(What to do)
In the listing that follows, how many lines contain the string "xlabel"? Provide only the number.

Dataset listings of figures:
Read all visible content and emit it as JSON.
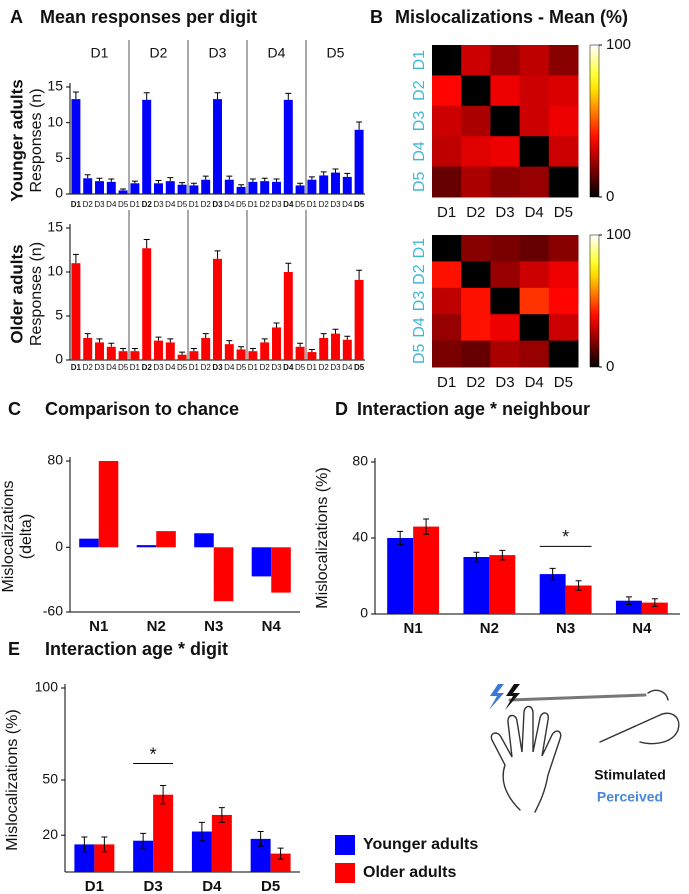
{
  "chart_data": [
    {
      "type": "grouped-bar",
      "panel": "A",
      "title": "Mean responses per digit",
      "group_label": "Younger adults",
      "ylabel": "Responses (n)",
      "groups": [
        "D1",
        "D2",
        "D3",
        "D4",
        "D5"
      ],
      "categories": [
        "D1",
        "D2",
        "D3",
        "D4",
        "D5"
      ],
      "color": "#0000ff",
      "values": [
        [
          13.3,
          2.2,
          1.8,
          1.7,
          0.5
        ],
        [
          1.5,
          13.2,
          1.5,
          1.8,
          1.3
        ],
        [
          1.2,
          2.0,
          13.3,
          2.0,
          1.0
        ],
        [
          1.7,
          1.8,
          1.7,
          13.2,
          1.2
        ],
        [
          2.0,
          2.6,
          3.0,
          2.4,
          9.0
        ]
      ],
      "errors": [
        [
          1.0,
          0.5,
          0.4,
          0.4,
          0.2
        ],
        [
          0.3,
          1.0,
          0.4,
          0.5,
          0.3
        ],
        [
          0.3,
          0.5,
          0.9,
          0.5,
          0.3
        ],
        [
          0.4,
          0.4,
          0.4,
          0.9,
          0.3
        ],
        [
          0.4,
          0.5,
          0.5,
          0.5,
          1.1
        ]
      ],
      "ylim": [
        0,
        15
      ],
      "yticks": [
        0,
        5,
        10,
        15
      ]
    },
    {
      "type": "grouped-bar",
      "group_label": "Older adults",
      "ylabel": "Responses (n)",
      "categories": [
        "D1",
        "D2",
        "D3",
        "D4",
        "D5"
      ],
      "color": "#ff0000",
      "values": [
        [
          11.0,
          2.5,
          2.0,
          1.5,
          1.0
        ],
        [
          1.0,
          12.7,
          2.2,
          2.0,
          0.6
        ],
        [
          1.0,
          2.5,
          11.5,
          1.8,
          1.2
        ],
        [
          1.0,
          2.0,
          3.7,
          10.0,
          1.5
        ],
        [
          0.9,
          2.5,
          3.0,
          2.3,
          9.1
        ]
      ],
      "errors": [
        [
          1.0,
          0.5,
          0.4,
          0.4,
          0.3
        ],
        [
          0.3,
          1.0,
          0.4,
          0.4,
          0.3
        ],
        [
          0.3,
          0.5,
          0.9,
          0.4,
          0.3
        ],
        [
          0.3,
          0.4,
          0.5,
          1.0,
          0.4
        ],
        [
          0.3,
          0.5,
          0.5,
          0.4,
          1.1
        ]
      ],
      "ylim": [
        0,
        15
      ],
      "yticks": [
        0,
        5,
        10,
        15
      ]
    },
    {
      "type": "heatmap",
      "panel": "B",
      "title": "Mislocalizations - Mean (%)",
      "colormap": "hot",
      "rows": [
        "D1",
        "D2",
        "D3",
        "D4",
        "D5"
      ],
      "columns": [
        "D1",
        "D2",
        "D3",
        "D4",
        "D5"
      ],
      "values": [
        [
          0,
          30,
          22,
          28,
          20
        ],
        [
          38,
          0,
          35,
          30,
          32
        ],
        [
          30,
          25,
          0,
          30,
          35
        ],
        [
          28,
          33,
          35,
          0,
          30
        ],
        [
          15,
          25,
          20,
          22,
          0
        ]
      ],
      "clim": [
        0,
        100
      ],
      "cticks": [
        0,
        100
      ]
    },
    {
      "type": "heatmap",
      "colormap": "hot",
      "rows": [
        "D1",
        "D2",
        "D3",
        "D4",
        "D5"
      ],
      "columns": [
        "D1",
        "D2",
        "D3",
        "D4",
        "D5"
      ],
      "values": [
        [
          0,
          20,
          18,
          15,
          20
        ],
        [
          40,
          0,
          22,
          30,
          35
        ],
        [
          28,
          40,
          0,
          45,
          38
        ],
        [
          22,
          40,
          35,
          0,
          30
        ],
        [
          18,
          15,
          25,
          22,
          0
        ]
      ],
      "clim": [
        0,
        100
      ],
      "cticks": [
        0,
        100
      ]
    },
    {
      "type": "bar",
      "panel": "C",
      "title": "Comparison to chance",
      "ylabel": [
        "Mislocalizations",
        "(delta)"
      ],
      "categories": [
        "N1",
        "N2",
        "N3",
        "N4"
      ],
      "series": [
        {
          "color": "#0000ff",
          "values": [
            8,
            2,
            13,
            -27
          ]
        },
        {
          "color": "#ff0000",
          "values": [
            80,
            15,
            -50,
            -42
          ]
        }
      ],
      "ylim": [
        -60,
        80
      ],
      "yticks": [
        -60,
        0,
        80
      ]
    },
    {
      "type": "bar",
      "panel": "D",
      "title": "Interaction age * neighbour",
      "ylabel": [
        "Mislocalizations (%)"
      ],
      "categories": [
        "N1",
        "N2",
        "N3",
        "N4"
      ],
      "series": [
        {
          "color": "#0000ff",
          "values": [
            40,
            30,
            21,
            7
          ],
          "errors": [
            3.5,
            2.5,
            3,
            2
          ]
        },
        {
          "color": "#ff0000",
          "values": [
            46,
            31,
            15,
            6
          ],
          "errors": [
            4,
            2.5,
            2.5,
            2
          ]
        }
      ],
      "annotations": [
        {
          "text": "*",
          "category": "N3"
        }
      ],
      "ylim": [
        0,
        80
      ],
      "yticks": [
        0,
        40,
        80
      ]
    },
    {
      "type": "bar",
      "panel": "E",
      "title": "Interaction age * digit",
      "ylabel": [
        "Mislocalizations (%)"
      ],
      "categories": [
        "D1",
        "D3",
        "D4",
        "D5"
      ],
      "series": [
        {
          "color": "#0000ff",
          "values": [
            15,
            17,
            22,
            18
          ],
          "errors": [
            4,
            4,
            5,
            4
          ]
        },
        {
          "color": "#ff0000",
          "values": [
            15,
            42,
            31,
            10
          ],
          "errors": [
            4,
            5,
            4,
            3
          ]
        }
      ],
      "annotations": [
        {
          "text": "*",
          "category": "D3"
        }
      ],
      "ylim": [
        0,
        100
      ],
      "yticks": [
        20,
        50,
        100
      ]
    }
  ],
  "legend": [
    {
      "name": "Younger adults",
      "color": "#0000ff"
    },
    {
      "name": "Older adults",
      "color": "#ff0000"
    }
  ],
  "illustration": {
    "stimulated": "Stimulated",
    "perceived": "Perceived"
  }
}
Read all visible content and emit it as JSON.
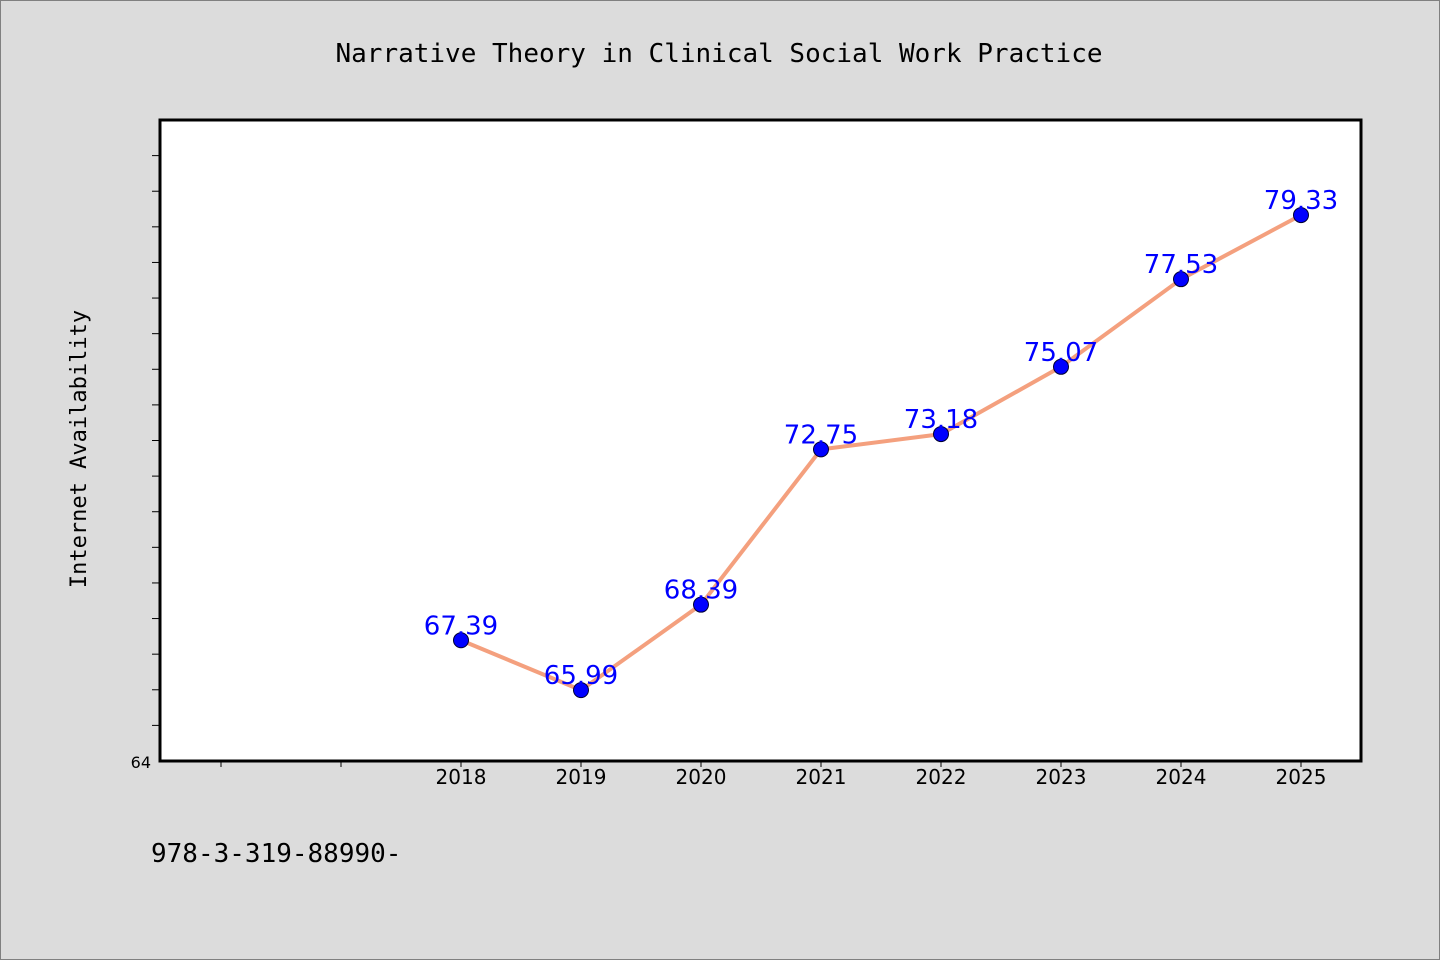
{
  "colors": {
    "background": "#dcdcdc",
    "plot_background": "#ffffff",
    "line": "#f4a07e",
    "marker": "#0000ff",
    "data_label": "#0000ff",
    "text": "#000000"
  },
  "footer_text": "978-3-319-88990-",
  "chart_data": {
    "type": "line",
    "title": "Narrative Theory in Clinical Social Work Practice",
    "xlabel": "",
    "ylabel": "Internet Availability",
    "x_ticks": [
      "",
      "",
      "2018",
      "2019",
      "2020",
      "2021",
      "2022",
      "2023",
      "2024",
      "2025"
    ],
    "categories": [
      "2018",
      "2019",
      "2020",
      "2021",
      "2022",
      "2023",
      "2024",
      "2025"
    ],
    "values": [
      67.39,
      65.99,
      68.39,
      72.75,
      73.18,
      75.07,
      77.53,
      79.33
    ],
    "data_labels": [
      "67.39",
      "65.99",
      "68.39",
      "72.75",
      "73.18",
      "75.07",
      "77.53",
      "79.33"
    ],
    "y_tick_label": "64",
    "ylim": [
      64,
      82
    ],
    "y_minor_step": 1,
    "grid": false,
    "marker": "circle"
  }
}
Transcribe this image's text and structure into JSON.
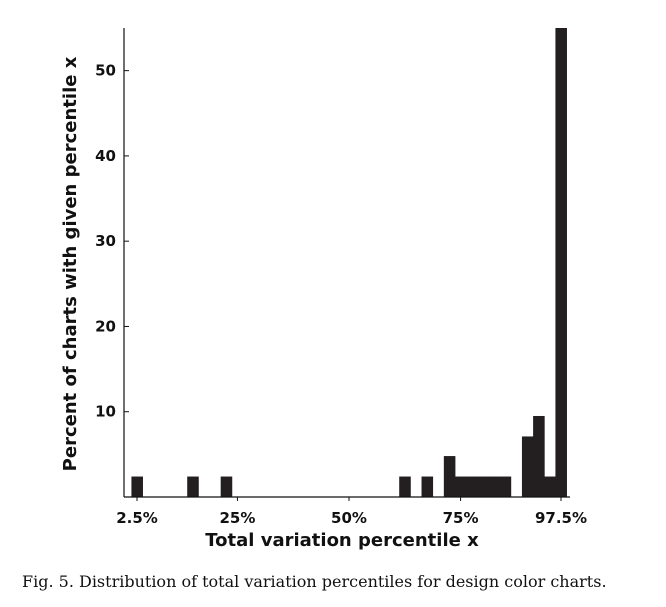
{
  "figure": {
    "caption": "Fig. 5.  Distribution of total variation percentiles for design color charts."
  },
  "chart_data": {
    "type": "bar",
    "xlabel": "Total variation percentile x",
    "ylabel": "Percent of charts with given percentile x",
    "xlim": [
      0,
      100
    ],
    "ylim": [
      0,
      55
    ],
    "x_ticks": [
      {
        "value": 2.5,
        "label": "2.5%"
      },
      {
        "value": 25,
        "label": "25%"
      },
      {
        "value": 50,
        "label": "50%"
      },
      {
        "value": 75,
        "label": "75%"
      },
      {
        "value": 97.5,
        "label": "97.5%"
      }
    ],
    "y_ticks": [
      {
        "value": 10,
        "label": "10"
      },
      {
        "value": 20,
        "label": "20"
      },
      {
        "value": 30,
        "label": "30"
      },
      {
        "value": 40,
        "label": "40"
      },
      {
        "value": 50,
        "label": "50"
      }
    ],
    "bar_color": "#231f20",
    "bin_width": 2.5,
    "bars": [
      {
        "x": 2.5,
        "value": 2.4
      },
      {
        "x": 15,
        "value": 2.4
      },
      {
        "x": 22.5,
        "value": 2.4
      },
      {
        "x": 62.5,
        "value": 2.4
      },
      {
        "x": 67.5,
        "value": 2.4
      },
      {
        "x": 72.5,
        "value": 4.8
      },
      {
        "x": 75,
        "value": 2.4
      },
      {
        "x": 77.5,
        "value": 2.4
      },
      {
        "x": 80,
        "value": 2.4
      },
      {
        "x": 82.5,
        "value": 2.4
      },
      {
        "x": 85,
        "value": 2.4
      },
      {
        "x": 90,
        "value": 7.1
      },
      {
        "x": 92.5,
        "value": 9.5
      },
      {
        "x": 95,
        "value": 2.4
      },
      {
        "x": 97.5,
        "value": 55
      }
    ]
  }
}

(Exercise response)
2